Raw data:
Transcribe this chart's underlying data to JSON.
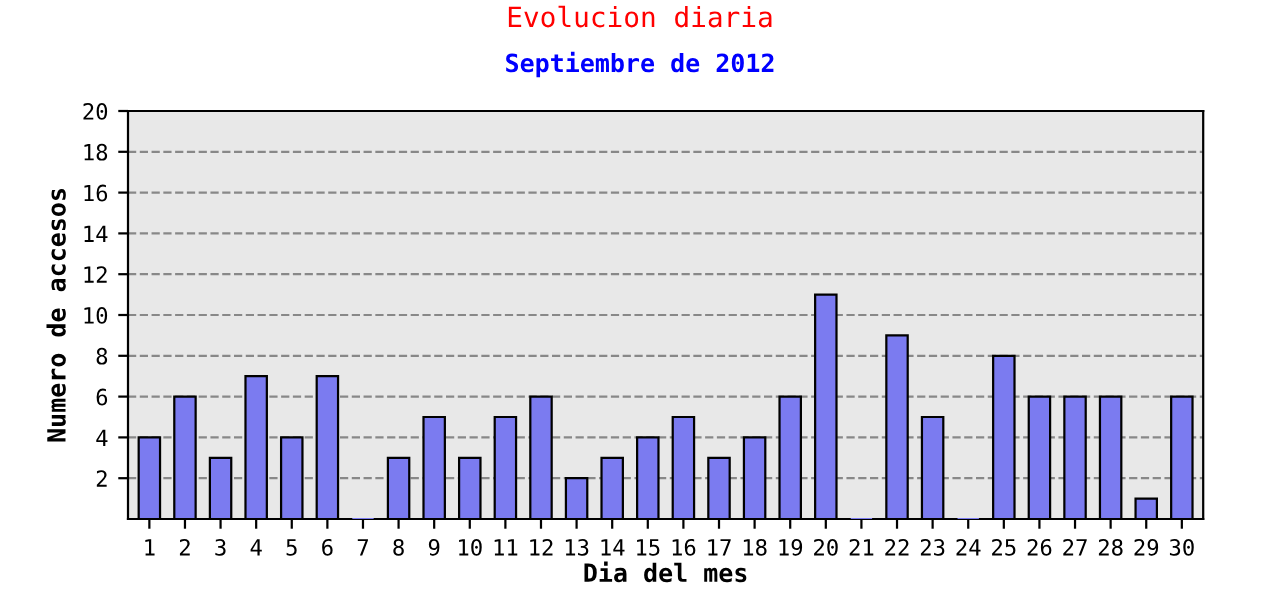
{
  "chart_data": {
    "type": "bar",
    "title": "Evolucion diaria",
    "subtitle": "Septiembre de 2012",
    "xlabel": "Dia del mes",
    "ylabel": "Numero de accesos",
    "categories": [
      "1",
      "2",
      "3",
      "4",
      "5",
      "6",
      "7",
      "8",
      "9",
      "10",
      "11",
      "12",
      "13",
      "14",
      "15",
      "16",
      "17",
      "18",
      "19",
      "20",
      "21",
      "22",
      "23",
      "24",
      "25",
      "26",
      "27",
      "28",
      "29",
      "30"
    ],
    "values": [
      4,
      6,
      3,
      7,
      4,
      7,
      0,
      3,
      5,
      3,
      5,
      6,
      2,
      3,
      4,
      5,
      3,
      4,
      6,
      11,
      0,
      9,
      5,
      0,
      8,
      6,
      6,
      6,
      1,
      6
    ],
    "color": "#7b7bf0",
    "ylim": [
      0,
      20
    ],
    "yticks": [
      2,
      4,
      6,
      8,
      10,
      12,
      14,
      16,
      18,
      20
    ],
    "grid": "y"
  }
}
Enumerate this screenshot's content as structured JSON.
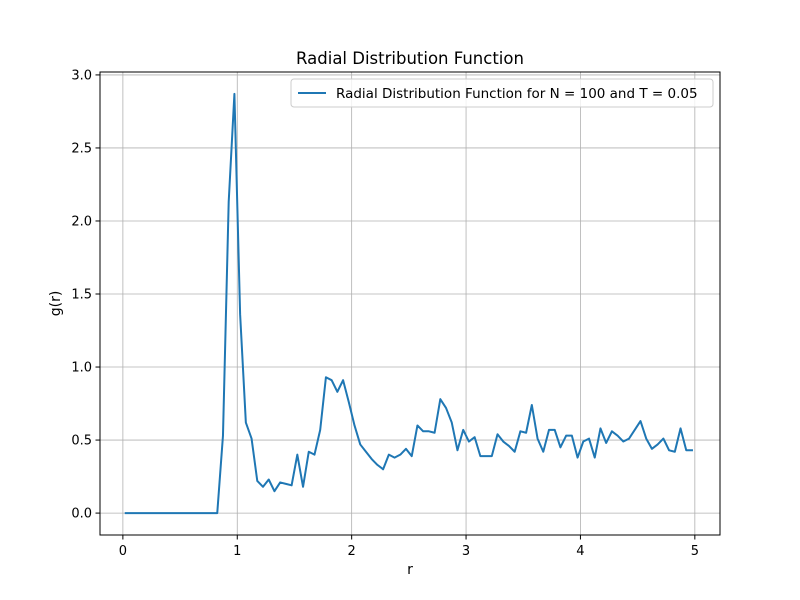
{
  "chart_data": {
    "type": "line",
    "title": "Radial Distribution Function",
    "xlabel": "r",
    "ylabel": "g(r)",
    "xlim": [
      -0.2,
      5.22
    ],
    "ylim": [
      -0.15,
      3.02
    ],
    "xticks": [
      0,
      1,
      2,
      3,
      4,
      5
    ],
    "xtick_labels": [
      "0",
      "1",
      "2",
      "3",
      "4",
      "5"
    ],
    "yticks": [
      0.0,
      0.5,
      1.0,
      1.5,
      2.0,
      2.5,
      3.0
    ],
    "ytick_labels": [
      "0.0",
      "0.5",
      "1.0",
      "1.5",
      "2.0",
      "2.5",
      "3.0"
    ],
    "grid": true,
    "legend_position": "top-right",
    "series": [
      {
        "name": "Radial Distribution Function for N = 100 and T = 0.05",
        "color": "#1f77b4",
        "x": [
          0.025,
          0.075,
          0.125,
          0.175,
          0.225,
          0.275,
          0.325,
          0.375,
          0.425,
          0.475,
          0.525,
          0.575,
          0.625,
          0.675,
          0.725,
          0.775,
          0.825,
          0.875,
          0.925,
          0.975,
          1.025,
          1.075,
          1.125,
          1.175,
          1.225,
          1.275,
          1.325,
          1.375,
          1.425,
          1.475,
          1.525,
          1.575,
          1.625,
          1.675,
          1.725,
          1.775,
          1.825,
          1.875,
          1.925,
          1.975,
          2.025,
          2.075,
          2.125,
          2.175,
          2.225,
          2.275,
          2.325,
          2.375,
          2.425,
          2.475,
          2.525,
          2.575,
          2.625,
          2.675,
          2.725,
          2.775,
          2.825,
          2.875,
          2.925,
          2.975,
          3.025,
          3.075,
          3.125,
          3.175,
          3.225,
          3.275,
          3.325,
          3.375,
          3.425,
          3.475,
          3.525,
          3.575,
          3.625,
          3.675,
          3.725,
          3.775,
          3.825,
          3.875,
          3.925,
          3.975,
          4.025,
          4.075,
          4.125,
          4.175,
          4.225,
          4.275,
          4.325,
          4.375,
          4.425,
          4.475,
          4.525,
          4.575,
          4.625,
          4.675,
          4.725,
          4.775,
          4.825,
          4.875,
          4.925,
          4.975
        ],
        "y": [
          0.0,
          0.0,
          0.0,
          0.0,
          0.0,
          0.0,
          0.0,
          0.0,
          0.0,
          0.0,
          0.0,
          0.0,
          0.0,
          0.0,
          0.0,
          0.0,
          0.0,
          0.53,
          2.13,
          2.87,
          1.36,
          0.62,
          0.51,
          0.22,
          0.18,
          0.23,
          0.15,
          0.21,
          0.2,
          0.19,
          0.4,
          0.18,
          0.42,
          0.4,
          0.57,
          0.93,
          0.91,
          0.83,
          0.91,
          0.76,
          0.6,
          0.47,
          0.42,
          0.37,
          0.33,
          0.3,
          0.4,
          0.38,
          0.4,
          0.44,
          0.39,
          0.6,
          0.56,
          0.56,
          0.55,
          0.78,
          0.72,
          0.62,
          0.43,
          0.57,
          0.49,
          0.52,
          0.39,
          0.39,
          0.39,
          0.54,
          0.49,
          0.46,
          0.42,
          0.56,
          0.55,
          0.74,
          0.51,
          0.42,
          0.57,
          0.57,
          0.45,
          0.53,
          0.53,
          0.38,
          0.49,
          0.51,
          0.38,
          0.58,
          0.48,
          0.56,
          0.53,
          0.49,
          0.51,
          0.57,
          0.63,
          0.51,
          0.44,
          0.47,
          0.51,
          0.43,
          0.42,
          0.58,
          0.43,
          0.43
        ]
      }
    ]
  }
}
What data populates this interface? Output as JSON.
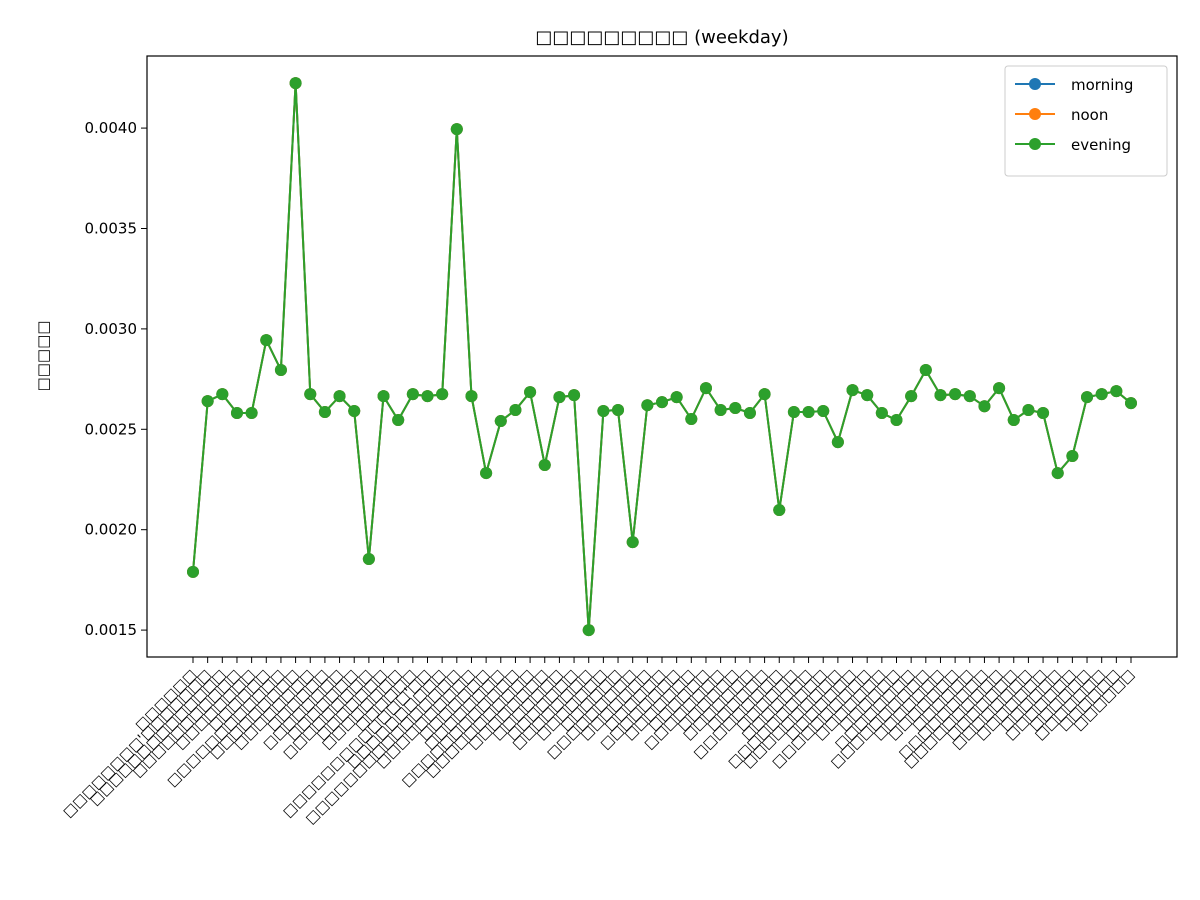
{
  "chart_data": {
    "type": "line",
    "title": "□□□□□□□□□ (weekday)",
    "y_label": "□□□□□",
    "categories": [
      "□□□□□□",
      "□□□□□□□□'□□□□□□□",
      "□□□□□□□□□□□□□□",
      "□□□□□□□□□□□",
      "□□□□□□□□",
      "□□□□□□",
      "□□□□□□□□□□□□",
      "□□□□□□□□□",
      "□□□□□□□□",
      "□□□□□□",
      "□□□□□□□□",
      "□□□□□□□",
      "□□□□□□□□□",
      "□□□□□□□",
      "□□□□□□□□",
      "□□□□□□",
      "□□□□□□□□□□□□□'□□",
      "□□□□□□□□□□",
      "□□□□□□□□□□□□□□□□",
      "□□□□□□□□□□",
      "□□□□□□□",
      "□□□□□□□□",
      "□□□□□□□□□□□□",
      "□□□□□□□□□□□",
      "□□□□□□□□",
      "□□□□□□□",
      "□□□□□□□",
      "□□□□□□□□",
      "□□□□□□□",
      "□□□□□□",
      "□□□□□□□□□",
      "□□□□□□□",
      "□□□□□□",
      "□□□□□□□□",
      "□□□□□□□",
      "□□□□□□",
      "□□□□□□□□",
      "□□□□□□",
      "□□□□□□□",
      "□□□□□□",
      "□□□□□□□□□",
      "□□□□□□",
      "□□□□□□□",
      "□□□□□□□□□□",
      "□□□□□□□□□□",
      "□□□□□□□",
      "□□□□□□□□□□",
      "□□□□□□□",
      "□□□□□□",
      "□□□□□□□□",
      "□□□□□□□□□□",
      "□□□□□□□",
      "□□□□□□□",
      "□□□□□□",
      "□□□□□□□□□",
      "□□□□□□□□□□",
      "□□□□□□□",
      "□□□□□□□□",
      "□□□□□□□",
      "□□□□□□",
      "□□□□□□□",
      "□□□□□□",
      "□□□□□□□",
      "□□□□□□",
      "□□□□□□"
    ],
    "series": [
      {
        "name": "morning",
        "color": "#1f77b4",
        "values": [
          0.00179,
          0.00264,
          0.002675,
          0.002581,
          0.002581,
          0.002944,
          0.002795,
          0.004224,
          0.002675,
          0.002586,
          0.002665,
          0.002591,
          0.001854,
          0.002665,
          0.002546,
          0.002675,
          0.002665,
          0.002675,
          0.003995,
          0.002665,
          0.002282,
          0.002541,
          0.002596,
          0.002685,
          0.002322,
          0.00266,
          0.00267,
          0.0015,
          0.002591,
          0.002596,
          0.001938,
          0.00262,
          0.002635,
          0.00266,
          0.002551,
          0.002705,
          0.002596,
          0.002606,
          0.002581,
          0.002675,
          0.002098,
          0.002586,
          0.002586,
          0.002591,
          0.002436,
          0.002695,
          0.00267,
          0.002581,
          0.002546,
          0.002665,
          0.002795,
          0.00267,
          0.002675,
          0.002665,
          0.002615,
          0.002705,
          0.002546,
          0.002596,
          0.002581,
          0.002282,
          0.002367,
          0.00266,
          0.002675,
          0.00269,
          0.00263
        ]
      },
      {
        "name": "noon",
        "color": "#ff7f0e",
        "values": [
          0.00179,
          0.00264,
          0.002675,
          0.002581,
          0.002581,
          0.002944,
          0.002795,
          0.004224,
          0.002675,
          0.002586,
          0.002665,
          0.002591,
          0.001854,
          0.002665,
          0.002546,
          0.002675,
          0.002665,
          0.002675,
          0.003995,
          0.002665,
          0.002282,
          0.002541,
          0.002596,
          0.002685,
          0.002322,
          0.00266,
          0.00267,
          0.0015,
          0.002591,
          0.002596,
          0.001938,
          0.00262,
          0.002635,
          0.00266,
          0.002551,
          0.002705,
          0.002596,
          0.002606,
          0.002581,
          0.002675,
          0.002098,
          0.002586,
          0.002586,
          0.002591,
          0.002436,
          0.002695,
          0.00267,
          0.002581,
          0.002546,
          0.002665,
          0.002795,
          0.00267,
          0.002675,
          0.002665,
          0.002615,
          0.002705,
          0.002546,
          0.002596,
          0.002581,
          0.002282,
          0.002367,
          0.00266,
          0.002675,
          0.00269,
          0.00263
        ]
      },
      {
        "name": "evening",
        "color": "#2ca02c",
        "values": [
          0.00179,
          0.00264,
          0.002675,
          0.002581,
          0.002581,
          0.002944,
          0.002795,
          0.004224,
          0.002675,
          0.002586,
          0.002665,
          0.002591,
          0.001854,
          0.002665,
          0.002546,
          0.002675,
          0.002665,
          0.002675,
          0.003995,
          0.002665,
          0.002282,
          0.002541,
          0.002596,
          0.002685,
          0.002322,
          0.00266,
          0.00267,
          0.0015,
          0.002591,
          0.002596,
          0.001938,
          0.00262,
          0.002635,
          0.00266,
          0.002551,
          0.002705,
          0.002596,
          0.002606,
          0.002581,
          0.002675,
          0.002098,
          0.002586,
          0.002586,
          0.002591,
          0.002436,
          0.002695,
          0.00267,
          0.002581,
          0.002546,
          0.002665,
          0.002795,
          0.00267,
          0.002675,
          0.002665,
          0.002615,
          0.002705,
          0.002546,
          0.002596,
          0.002581,
          0.002282,
          0.002367,
          0.00266,
          0.002675,
          0.00269,
          0.00263
        ]
      }
    ],
    "ylim": [
      0.001366,
      0.004359
    ],
    "yticks": [
      0.0015,
      {
        "value": 0.002,
        "label": "0.0020"
      },
      0.0025,
      {
        "value": 0.003,
        "label": "0.0030"
      },
      0.0035,
      {
        "value": 0.004,
        "label": "0.0040"
      }
    ],
    "legend": "upper right"
  }
}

The task: Gather each line of the records holding the string "right".

Solution to this task:
    "legend_position": "top-right",
    "legend": "upper right"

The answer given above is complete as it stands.